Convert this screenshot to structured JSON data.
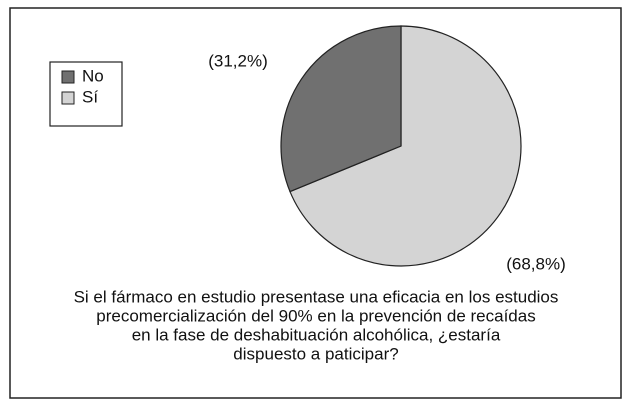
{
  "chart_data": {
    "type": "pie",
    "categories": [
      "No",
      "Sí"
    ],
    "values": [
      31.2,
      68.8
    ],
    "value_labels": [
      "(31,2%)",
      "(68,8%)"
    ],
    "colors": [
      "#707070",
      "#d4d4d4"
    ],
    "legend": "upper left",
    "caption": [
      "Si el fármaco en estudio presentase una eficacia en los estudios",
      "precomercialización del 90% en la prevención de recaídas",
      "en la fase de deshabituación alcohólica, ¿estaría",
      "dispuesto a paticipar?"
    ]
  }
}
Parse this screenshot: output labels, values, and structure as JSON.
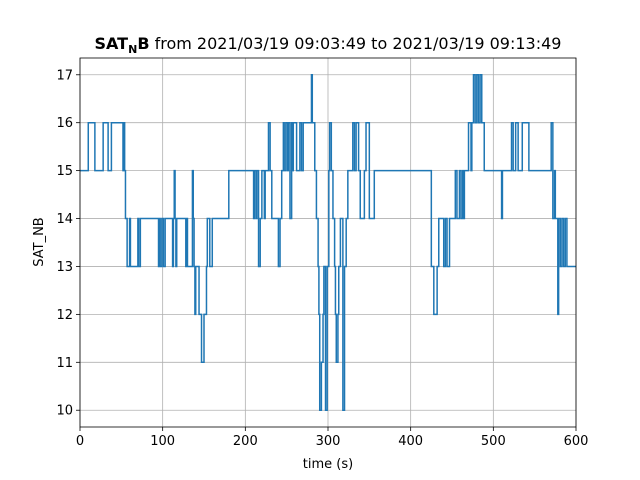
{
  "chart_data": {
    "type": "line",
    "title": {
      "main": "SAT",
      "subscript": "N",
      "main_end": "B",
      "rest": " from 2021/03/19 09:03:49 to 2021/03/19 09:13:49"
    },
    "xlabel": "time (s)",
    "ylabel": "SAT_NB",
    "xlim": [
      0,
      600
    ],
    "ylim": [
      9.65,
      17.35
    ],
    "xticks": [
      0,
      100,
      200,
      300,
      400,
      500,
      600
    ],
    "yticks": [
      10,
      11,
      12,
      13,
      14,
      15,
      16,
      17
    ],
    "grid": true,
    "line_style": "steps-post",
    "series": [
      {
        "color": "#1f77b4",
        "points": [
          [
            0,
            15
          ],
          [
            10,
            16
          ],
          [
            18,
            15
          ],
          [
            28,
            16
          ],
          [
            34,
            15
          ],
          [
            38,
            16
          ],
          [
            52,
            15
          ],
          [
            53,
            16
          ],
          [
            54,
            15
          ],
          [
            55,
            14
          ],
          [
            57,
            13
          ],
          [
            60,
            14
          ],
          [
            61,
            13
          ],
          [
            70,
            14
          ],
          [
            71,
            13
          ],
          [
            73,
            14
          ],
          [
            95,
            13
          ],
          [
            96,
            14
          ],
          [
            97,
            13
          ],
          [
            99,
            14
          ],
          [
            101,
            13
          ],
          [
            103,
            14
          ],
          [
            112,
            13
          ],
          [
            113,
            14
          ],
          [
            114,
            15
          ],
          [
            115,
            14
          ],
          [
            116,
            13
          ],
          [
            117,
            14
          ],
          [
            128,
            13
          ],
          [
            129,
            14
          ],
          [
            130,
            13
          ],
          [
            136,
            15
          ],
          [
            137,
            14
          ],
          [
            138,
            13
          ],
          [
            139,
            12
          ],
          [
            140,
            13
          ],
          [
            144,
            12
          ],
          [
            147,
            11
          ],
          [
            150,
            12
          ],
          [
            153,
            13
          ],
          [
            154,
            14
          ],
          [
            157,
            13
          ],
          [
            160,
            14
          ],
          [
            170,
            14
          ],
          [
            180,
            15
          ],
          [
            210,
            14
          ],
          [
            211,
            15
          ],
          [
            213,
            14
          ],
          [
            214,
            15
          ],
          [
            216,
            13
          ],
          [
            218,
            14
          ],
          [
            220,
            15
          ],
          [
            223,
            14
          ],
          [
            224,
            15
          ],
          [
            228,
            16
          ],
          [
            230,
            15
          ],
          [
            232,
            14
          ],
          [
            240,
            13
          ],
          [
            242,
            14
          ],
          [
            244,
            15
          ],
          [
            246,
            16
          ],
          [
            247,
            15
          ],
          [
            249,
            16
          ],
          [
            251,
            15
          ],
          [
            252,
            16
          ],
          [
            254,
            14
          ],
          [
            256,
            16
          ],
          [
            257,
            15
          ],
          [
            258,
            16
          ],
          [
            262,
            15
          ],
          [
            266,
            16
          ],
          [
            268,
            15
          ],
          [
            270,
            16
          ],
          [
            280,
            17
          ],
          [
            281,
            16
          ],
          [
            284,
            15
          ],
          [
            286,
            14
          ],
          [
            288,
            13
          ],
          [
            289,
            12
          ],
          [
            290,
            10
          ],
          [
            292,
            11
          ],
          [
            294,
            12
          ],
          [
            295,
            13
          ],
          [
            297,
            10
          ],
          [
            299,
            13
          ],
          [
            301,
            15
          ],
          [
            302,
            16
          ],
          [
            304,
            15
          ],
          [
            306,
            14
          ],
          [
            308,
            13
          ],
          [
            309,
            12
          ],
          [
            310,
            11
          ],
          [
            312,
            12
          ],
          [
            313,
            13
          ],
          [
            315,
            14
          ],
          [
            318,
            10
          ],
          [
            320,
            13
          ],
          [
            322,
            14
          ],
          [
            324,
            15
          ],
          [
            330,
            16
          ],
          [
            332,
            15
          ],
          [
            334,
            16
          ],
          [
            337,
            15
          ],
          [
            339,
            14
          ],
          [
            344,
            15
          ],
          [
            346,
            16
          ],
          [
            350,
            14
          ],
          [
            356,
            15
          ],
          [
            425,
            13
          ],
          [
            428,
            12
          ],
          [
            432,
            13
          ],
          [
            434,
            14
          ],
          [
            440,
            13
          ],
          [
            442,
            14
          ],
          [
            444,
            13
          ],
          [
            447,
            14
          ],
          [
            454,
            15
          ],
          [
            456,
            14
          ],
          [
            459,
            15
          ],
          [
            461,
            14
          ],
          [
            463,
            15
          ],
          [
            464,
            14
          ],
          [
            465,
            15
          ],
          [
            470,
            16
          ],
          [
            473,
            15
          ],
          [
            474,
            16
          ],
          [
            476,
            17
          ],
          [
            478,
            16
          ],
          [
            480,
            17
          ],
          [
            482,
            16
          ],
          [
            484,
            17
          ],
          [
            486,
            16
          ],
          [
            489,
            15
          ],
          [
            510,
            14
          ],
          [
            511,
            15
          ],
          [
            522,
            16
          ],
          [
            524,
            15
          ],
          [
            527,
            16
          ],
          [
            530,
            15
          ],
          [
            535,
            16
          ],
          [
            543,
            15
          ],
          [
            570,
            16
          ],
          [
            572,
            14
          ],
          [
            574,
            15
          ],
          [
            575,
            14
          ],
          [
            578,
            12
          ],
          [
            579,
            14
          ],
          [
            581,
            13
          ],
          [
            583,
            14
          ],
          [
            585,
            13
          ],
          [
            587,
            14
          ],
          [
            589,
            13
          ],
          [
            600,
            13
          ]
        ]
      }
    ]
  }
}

****************************************

### Work to do
All of the entries above should be copied exactly, except for the pictures.

### Full answer
Convert this screenshot to structured JSON data.
{
  "chart_data": {
    "type": "pie",
    "categories": [
      "No",
      "Sí"
    ],
    "values": [
      31.2,
      68.8
    ],
    "value_labels": [
      "(31,2%)",
      "(68,8%)"
    ],
    "colors": [
      "#707070",
      "#d4d4d4"
    ],
    "legend": "upper left",
    "caption": [
      "Si el fármaco en estudio presentase una eficacia en los estudios",
      "precomercialización del 90% en la prevención de recaídas",
      "en la fase de deshabituación alcohólica, ¿estaría",
      "dispuesto a paticipar?"
    ]
  }
}
Parse this screenshot: output labels, values, and structure as JSON.
{
  "chart_data": {
    "type": "line",
    "title": {
      "main": "SAT",
      "subscript": "N",
      "main_end": "B",
      "rest": " from 2021/03/19 09:03:49 to 2021/03/19 09:13:49"
    },
    "xlabel": "time (s)",
    "ylabel": "SAT_NB",
    "xlim": [
      0,
      600
    ],
    "ylim": [
      9.65,
      17.35
    ],
    "xticks": [
      0,
      100,
      200,
      300,
      400,
      500,
      600
    ],
    "yticks": [
      10,
      11,
      12,
      13,
      14,
      15,
      16,
      17
    ],
    "grid": true,
    "line_style": "steps-post",
    "series": [
      {
        "color": "#1f77b4",
        "points": [
          [
            0,
            15
          ],
          [
            10,
            16
          ],
          [
            18,
            15
          ],
          [
            28,
            16
          ],
          [
            34,
            15
          ],
          [
            38,
            16
          ],
          [
            52,
            15
          ],
          [
            53,
            16
          ],
          [
            54,
            15
          ],
          [
            55,
            14
          ],
          [
            57,
            13
          ],
          [
            60,
            14
          ],
          [
            61,
            13
          ],
          [
            70,
            14
          ],
          [
            71,
            13
          ],
          [
            73,
            14
          ],
          [
            95,
            13
          ],
          [
            96,
            14
          ],
          [
            97,
            13
          ],
          [
            99,
            14
          ],
          [
            101,
            13
          ],
          [
            103,
            14
          ],
          [
            112,
            13
          ],
          [
            113,
            14
          ],
          [
            114,
            15
          ],
          [
            115,
            14
          ],
          [
            116,
            13
          ],
          [
            117,
            14
          ],
          [
            128,
            13
          ],
          [
            129,
            14
          ],
          [
            130,
            13
          ],
          [
            136,
            15
          ],
          [
            137,
            14
          ],
          [
            138,
            13
          ],
          [
            139,
            12
          ],
          [
            140,
            13
          ],
          [
            144,
            12
          ],
          [
            147,
            11
          ],
          [
            150,
            12
          ],
          [
            153,
            13
          ],
          [
            154,
            14
          ],
          [
            157,
            13
          ],
          [
            160,
            14
          ],
          [
            170,
            14
          ],
          [
            180,
            15
          ],
          [
            210,
            14
          ],
          [
            211,
            15
          ],
          [
            213,
            14
          ],
          [
            214,
            15
          ],
          [
            216,
            13
          ],
          [
            218,
            14
          ],
          [
            220,
            15
          ],
          [
            223,
            14
          ],
          [
            224,
            15
          ],
          [
            228,
            16
          ],
          [
            230,
            15
          ],
          [
            232,
            14
          ],
          [
            240,
            13
          ],
          [
            242,
            14
          ],
          [
            244,
            15
          ],
          [
            246,
            16
          ],
          [
            247,
            15
          ],
          [
            249,
            16
          ],
          [
            251,
            15
          ],
          [
            252,
            16
          ],
          [
            254,
            14
          ],
          [
            256,
            16
          ],
          [
            257,
            15
          ],
          [
            258,
            16
          ],
          [
            262,
            15
          ],
          [
            266,
            16
          ],
          [
            268,
            15
          ],
          [
            270,
            16
          ],
          [
            280,
            17
          ],
          [
            281,
            16
          ],
          [
            284,
            15
          ],
          [
            286,
            14
          ],
          [
            288,
            13
          ],
          [
            289,
            12
          ],
          [
            290,
            10
          ],
          [
            292,
            11
          ],
          [
            294,
            12
          ],
          [
            295,
            13
          ],
          [
            297,
            10
          ],
          [
            299,
            13
          ],
          [
            301,
            15
          ],
          [
            302,
            16
          ],
          [
            304,
            15
          ],
          [
            306,
            14
          ],
          [
            308,
            13
          ],
          [
            309,
            12
          ],
          [
            310,
            11
          ],
          [
            312,
            12
          ],
          [
            313,
            13
          ],
          [
            315,
            14
          ],
          [
            318,
            10
          ],
          [
            320,
            13
          ],
          [
            322,
            14
          ],
          [
            324,
            15
          ],
          [
            330,
            16
          ],
          [
            332,
            15
          ],
          [
            334,
            16
          ],
          [
            337,
            15
          ],
          [
            339,
            14
          ],
          [
            344,
            15
          ],
          [
            346,
            16
          ],
          [
            350,
            14
          ],
          [
            356,
            15
          ],
          [
            425,
            13
          ],
          [
            428,
            12
          ],
          [
            432,
            13
          ],
          [
            434,
            14
          ],
          [
            440,
            13
          ],
          [
            442,
            14
          ],
          [
            444,
            13
          ],
          [
            447,
            14
          ],
          [
            454,
            15
          ],
          [
            456,
            14
          ],
          [
            459,
            15
          ],
          [
            461,
            14
          ],
          [
            463,
            15
          ],
          [
            464,
            14
          ],
          [
            465,
            15
          ],
          [
            470,
            16
          ],
          [
            473,
            15
          ],
          [
            474,
            16
          ],
          [
            476,
            17
          ],
          [
            478,
            16
          ],
          [
            480,
            17
          ],
          [
            482,
            16
          ],
          [
            484,
            17
          ],
          [
            486,
            16
          ],
          [
            489,
            15
          ],
          [
            510,
            14
          ],
          [
            511,
            15
          ],
          [
            522,
            16
          ],
          [
            524,
            15
          ],
          [
            527,
            16
          ],
          [
            530,
            15
          ],
          [
            535,
            16
          ],
          [
            543,
            15
          ],
          [
            570,
            16
          ],
          [
            572,
            14
          ],
          [
            574,
            15
          ],
          [
            575,
            14
          ],
          [
            578,
            12
          ],
          [
            579,
            14
          ],
          [
            581,
            13
          ],
          [
            583,
            14
          ],
          [
            585,
            13
          ],
          [
            587,
            14
          ],
          [
            589,
            13
          ],
          [
            600,
            13
          ]
        ]
      }
    ]
  }
}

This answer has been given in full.